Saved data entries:
========================================================================
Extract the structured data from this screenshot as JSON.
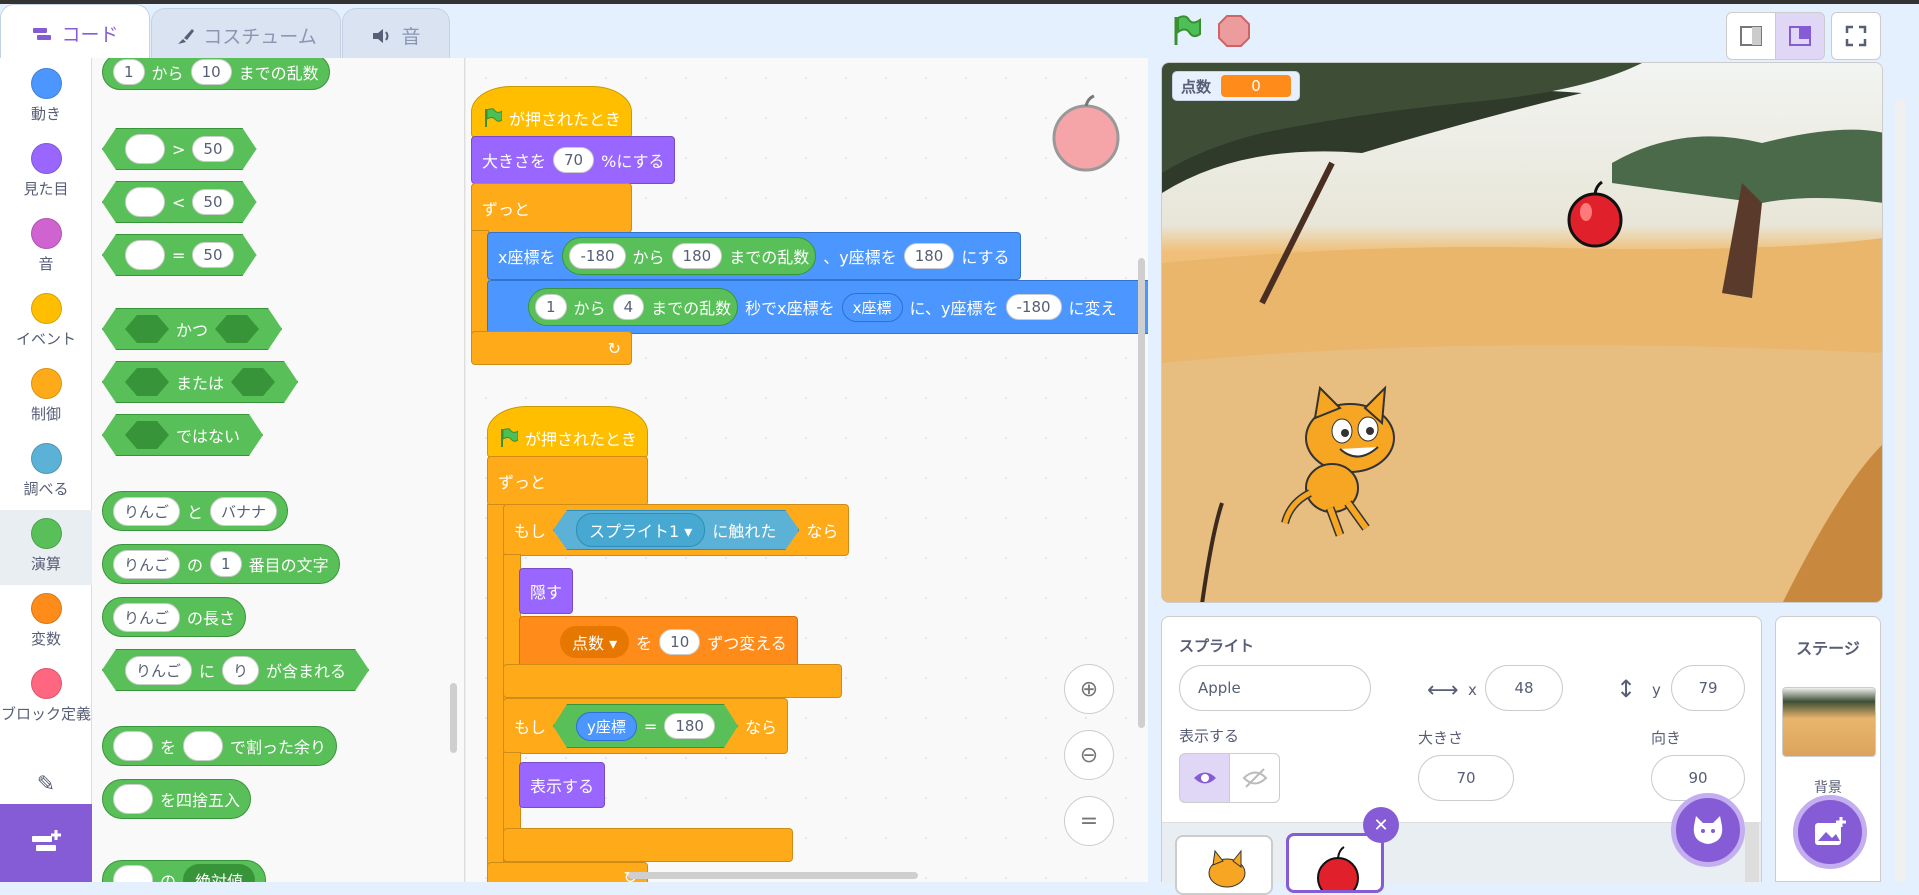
{
  "tabs": [
    {
      "label": "コード",
      "icon": "code-icon"
    },
    {
      "label": "コスチューム",
      "icon": "brush-icon"
    },
    {
      "label": "音",
      "icon": "speaker-icon"
    }
  ],
  "categories": [
    {
      "label": "動き",
      "color": "#4c97ff"
    },
    {
      "label": "見た目",
      "color": "#9966ff"
    },
    {
      "label": "音",
      "color": "#cf63cf"
    },
    {
      "label": "イベント",
      "color": "#ffbf00"
    },
    {
      "label": "制御",
      "color": "#ffab19"
    },
    {
      "label": "調べる",
      "color": "#5cb1d6"
    },
    {
      "label": "演算",
      "color": "#59c059"
    },
    {
      "label": "変数",
      "color": "#ff8c1a"
    },
    {
      "label": "ブロック定義",
      "color": "#ff6680"
    }
  ],
  "flyout": {
    "random": {
      "from": "1",
      "from_label": "から",
      "to": "10",
      "to_label": "までの乱数"
    },
    "gt": {
      "op": ">",
      "val": "50"
    },
    "lt": {
      "op": "<",
      "val": "50"
    },
    "eq": {
      "op": "=",
      "val": "50"
    },
    "and": "かつ",
    "or": "または",
    "not": "ではない",
    "join": {
      "a": "りんご",
      "op": "と",
      "b": "バナナ"
    },
    "letter": {
      "a": "りんご",
      "op": "の",
      "n": "1",
      "suffix": "番目の文字"
    },
    "length": {
      "a": "りんご",
      "suffix": "の長さ"
    },
    "contains": {
      "a": "りんご",
      "op": "に",
      "b": "り",
      "suffix": "が含まれる"
    },
    "mod": {
      "op1": "を",
      "op2": "で割った余り"
    },
    "round": "を四捨五入",
    "abs": {
      "op": "の",
      "fn": "絶対値"
    }
  },
  "script1": {
    "hat": "が押されたとき",
    "size": {
      "pre": "大きさを",
      "val": "70",
      "post": "%にする"
    },
    "forever": "ずっと",
    "goto": {
      "pre": "x座標を",
      "from": "-180",
      "from_label": "から",
      "to": "180",
      "to_label": "までの乱数",
      "mid": "、y座標を",
      "y": "180",
      "post": "にする"
    },
    "glide": {
      "from": "1",
      "from_label": "から",
      "to": "4",
      "to_label": "までの乱数",
      "mid1": "秒でx座標を",
      "x": "x座標",
      "mid2": "に、y座標を",
      "y": "-180",
      "post": "に変え"
    }
  },
  "script2": {
    "hat": "が押されたとき",
    "forever": "ずっと",
    "if1": {
      "pre": "もし",
      "target": "スプライト1",
      "cond": "に触れた",
      "post": "なら"
    },
    "hide": "隠す",
    "change": {
      "var": "点数",
      "pre": "を",
      "val": "10",
      "post": "ずつ変える"
    },
    "if2": {
      "pre": "もし",
      "lhs": "y座標",
      "op": "=",
      "rhs": "180",
      "post": "なら"
    },
    "show": "表示する"
  },
  "stage": {
    "monitor_label": "点数",
    "monitor_value": "0"
  },
  "sprite_info": {
    "label": "スプライト",
    "name": "Apple",
    "x_label": "x",
    "x": "48",
    "y_label": "y",
    "y": "79",
    "show_label": "表示する",
    "size_label": "大きさ",
    "size": "70",
    "direction_label": "向き",
    "direction": "90"
  },
  "stage_panel": {
    "title": "ステージ",
    "backdrops_label": "背景"
  },
  "colors": {
    "accent": "#855cd6",
    "operators": "#59c059",
    "control": "#ffab19",
    "events": "#ffbf00"
  }
}
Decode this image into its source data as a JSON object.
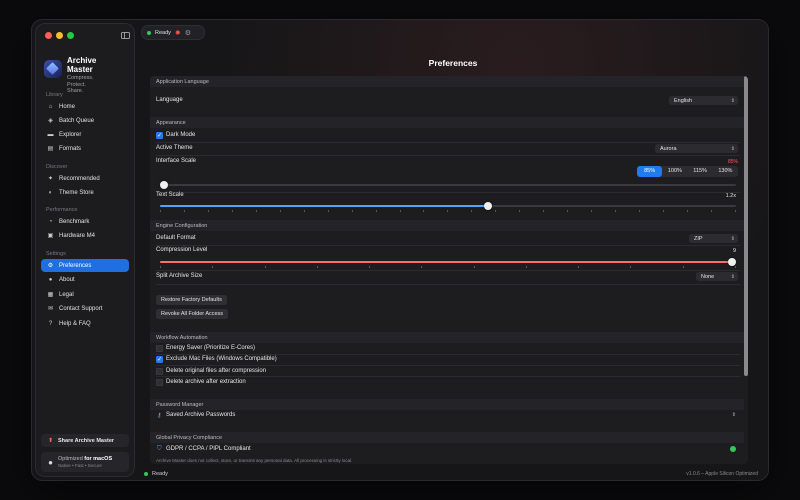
{
  "app": {
    "name": "Archive Master",
    "tagline": "Compress. Protect. Share."
  },
  "sidebar": {
    "sections": [
      {
        "title": "Library",
        "items": [
          {
            "label": "Home",
            "icon": "home-icon"
          },
          {
            "label": "Batch Queue",
            "icon": "layers-icon"
          },
          {
            "label": "Explorer",
            "icon": "folder-icon"
          },
          {
            "label": "Formats",
            "icon": "doc-icon"
          }
        ]
      },
      {
        "title": "Discover",
        "items": [
          {
            "label": "Recommended",
            "icon": "sparkle-icon"
          },
          {
            "label": "Theme Store",
            "icon": "palette-icon"
          }
        ]
      },
      {
        "title": "Performance",
        "items": [
          {
            "label": "Benchmark",
            "icon": "gauge-icon"
          },
          {
            "label": "Hardware M4",
            "icon": "chip-icon"
          }
        ]
      },
      {
        "title": "Settings",
        "items": [
          {
            "label": "Preferences",
            "icon": "gear-icon",
            "active": true
          },
          {
            "label": "About",
            "icon": "info-icon"
          },
          {
            "label": "Legal",
            "icon": "legal-icon"
          },
          {
            "label": "Contact Support",
            "icon": "mail-icon"
          },
          {
            "label": "Help & FAQ",
            "icon": "help-icon"
          }
        ]
      }
    ],
    "share_label": "Share Archive Master",
    "optimized_prefix": "Optimized ",
    "optimized_bold": "for macOS",
    "optimized_sub": "Native • Fast • Secure"
  },
  "topbar": {
    "status": "Ready"
  },
  "page": {
    "title": "Preferences"
  },
  "preferences": {
    "language_section": "Application Language",
    "language_label": "Language",
    "language_value": "English",
    "appearance_section": "Appearance",
    "dark_mode_label": "Dark Mode",
    "dark_mode_checked": true,
    "theme_label": "Active Theme",
    "theme_value": "Aurora",
    "interface_scale_label": "Interface Scale",
    "interface_scale_value": "85%",
    "interface_scale_options": [
      "85%",
      "100%",
      "115%",
      "130%"
    ],
    "interface_scale_selected": "85%",
    "interface_scale_slider_fraction": 0.0,
    "text_scale_label": "Text Scale",
    "text_scale_value": "1.2x",
    "text_scale_fraction": 0.57,
    "engine_section": "Engine Configuration",
    "default_format_label": "Default Format",
    "default_format_value": "ZIP",
    "compression_label": "Compression Level",
    "compression_value": "9",
    "compression_fraction": 1.0,
    "split_label": "Split Archive Size",
    "split_value": "None",
    "restore_button": "Restore Factory Defaults",
    "revoke_button": "Revoke All Folder Access",
    "workflow_section": "Workflow Automation",
    "workflow_options": [
      {
        "label": "Energy Saver (Prioritize E-Cores)",
        "checked": false
      },
      {
        "label": "Exclude Mac Files (Windows Compatible)",
        "checked": true
      },
      {
        "label": "Delete original files after compression",
        "checked": false
      },
      {
        "label": "Delete archive after extraction",
        "checked": false
      }
    ],
    "password_section": "Password Manager",
    "saved_passwords_label": "Saved Archive Passwords",
    "privacy_section": "Global Privacy Compliance",
    "privacy_label": "GDPR / CCPA / PIPL Compliant",
    "privacy_note": "Archive Master does not collect, store, or transmit any personal data. All processing is strictly local."
  },
  "statusbar": {
    "status": "Ready",
    "version": "v1.0.6 – Apple Silicon Optimized"
  },
  "colors": {
    "accent": "#1f7bf0",
    "compression_slider": "#ff6b6b",
    "text_slider": "#4da3ff",
    "ready": "#34c759"
  }
}
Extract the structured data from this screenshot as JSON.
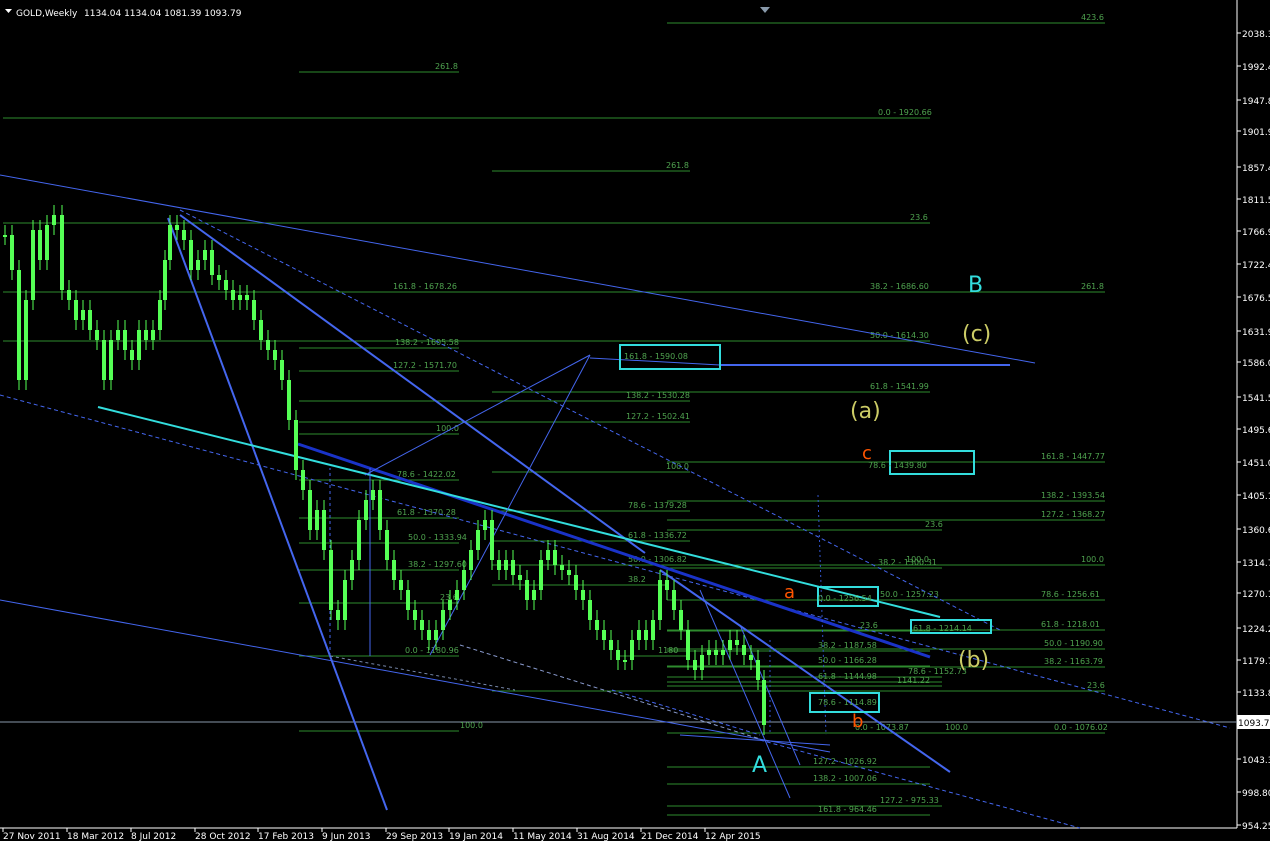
{
  "header": {
    "symbol": "GOLD,Weekly",
    "ohlc": "1134.04 1134.04 1081.39 1093.79"
  },
  "colors": {
    "background": "#000000",
    "bull_candle": "#55ff55",
    "fib_line": "#2e8b2e",
    "fib_text": "#4fa34f",
    "trend_line": "#4466ee",
    "dark_trend": "#1a33c8",
    "cyan": "#33dddd",
    "olive_label": "#cccc66",
    "orange_label": "#ff5500",
    "axis_text": "#ffffff"
  },
  "price_axis": {
    "labels": [
      "2038.30",
      "1992.40",
      "1947.85",
      "1901.95",
      "1857.40",
      "1811.50",
      "1766.95",
      "1722.40",
      "1676.50",
      "1631.95",
      "1586.05",
      "1541.50",
      "1495.60",
      "1451.05",
      "1405.15",
      "1360.60",
      "1314.70",
      "1270.15",
      "1224.25",
      "1179.70",
      "1133.80",
      "1093.79",
      "1043.35",
      "998.80",
      "954.25"
    ],
    "current_price": "1093.79"
  },
  "time_axis": {
    "labels": [
      "27 Nov 2011",
      "18 Mar 2012",
      "8 Jul 2012",
      "28 Oct 2012",
      "17 Feb 2013",
      "9 Jun 2013",
      "29 Sep 2013",
      "19 Jan 2014",
      "11 May 2014",
      "31 Aug 2014",
      "21 Dec 2014",
      "12 Apr 2015"
    ]
  },
  "wave_labels": {
    "A": "A",
    "B": "B",
    "a_paren": "(a)",
    "b_paren": "(b)",
    "c_paren": "(c)",
    "a_small": "a",
    "b_small": "b",
    "c_small": "c"
  },
  "fib_levels": [
    {
      "text": "423.6"
    },
    {
      "text": "261.8"
    },
    {
      "text": "0.0 - 1920.66"
    },
    {
      "text": "261.8"
    },
    {
      "text": "23.6"
    },
    {
      "text": "161.8 - 1678.26"
    },
    {
      "text": "38.2 - 1686.60"
    },
    {
      "text": "261.8"
    },
    {
      "text": "50.0 - 1614.30"
    },
    {
      "text": "138.2 - 1605.58"
    },
    {
      "text": "127.2 - 1571.70"
    },
    {
      "text": "61.8 - 1541.99"
    },
    {
      "text": "138.2 - 1530.28"
    },
    {
      "text": "127.2 - 1502.41"
    },
    {
      "text": "100.0"
    },
    {
      "text": "161.8 - 1447.77"
    },
    {
      "text": "100.0"
    },
    {
      "text": "78.6 - 1422.02"
    },
    {
      "text": "138.2 - 1393.54"
    },
    {
      "text": "78.6 - 1379.28"
    },
    {
      "text": "61.8 - 1370.28"
    },
    {
      "text": "127.2 - 1368.27"
    },
    {
      "text": "23.6"
    },
    {
      "text": "61.8 - 1336.72"
    },
    {
      "text": "50.0 - 1333.94"
    },
    {
      "text": "50.0 - 1306.82"
    },
    {
      "text": "100.0"
    },
    {
      "text": "38.2 - 1300.31"
    },
    {
      "text": "100.0"
    },
    {
      "text": "38.2 - 1297.60"
    },
    {
      "text": "38.2"
    },
    {
      "text": "50.0 - 1257.23"
    },
    {
      "text": "78.6 - 1256.61"
    },
    {
      "text": "23.6"
    },
    {
      "text": "23.6"
    },
    {
      "text": "61.8 - 1218.01"
    },
    {
      "text": "50.0 - 1190.90"
    },
    {
      "text": "38.2 - 1187.58"
    },
    {
      "text": "0.0 - 1180.96"
    },
    {
      "text": "50.0 - 1166.28"
    },
    {
      "text": "38.2 - 1163.79"
    },
    {
      "text": "78.6 - 1152.73"
    },
    {
      "text": "61.8 - 1144.98"
    },
    {
      "text": "1141.22"
    },
    {
      "text": "23.6"
    },
    {
      "text": "100.0"
    },
    {
      "text": "0.0 - 1073.87"
    },
    {
      "text": "100.0"
    },
    {
      "text": "0.0 - 1076.02"
    },
    {
      "text": "127.2 - 1026.92"
    },
    {
      "text": "138.2 - 1007.06"
    },
    {
      "text": "127.2 - 975.33"
    },
    {
      "text": "161.8 - 964.46"
    },
    {
      "text": "1180"
    }
  ],
  "boxes": [
    {
      "text": "161.8 - 1590.08"
    },
    {
      "text": "78.6 - 1439.80"
    },
    {
      "text": "0.0 - 1256.54"
    },
    {
      "text": "61.8 - 1214.14"
    },
    {
      "text": "78.6 - 1114.89"
    }
  ]
}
========================================================================
Exercise objective:
Check the records above line by line and tally those holding the string "true". Answer with the number only.

Output for this exercise:
3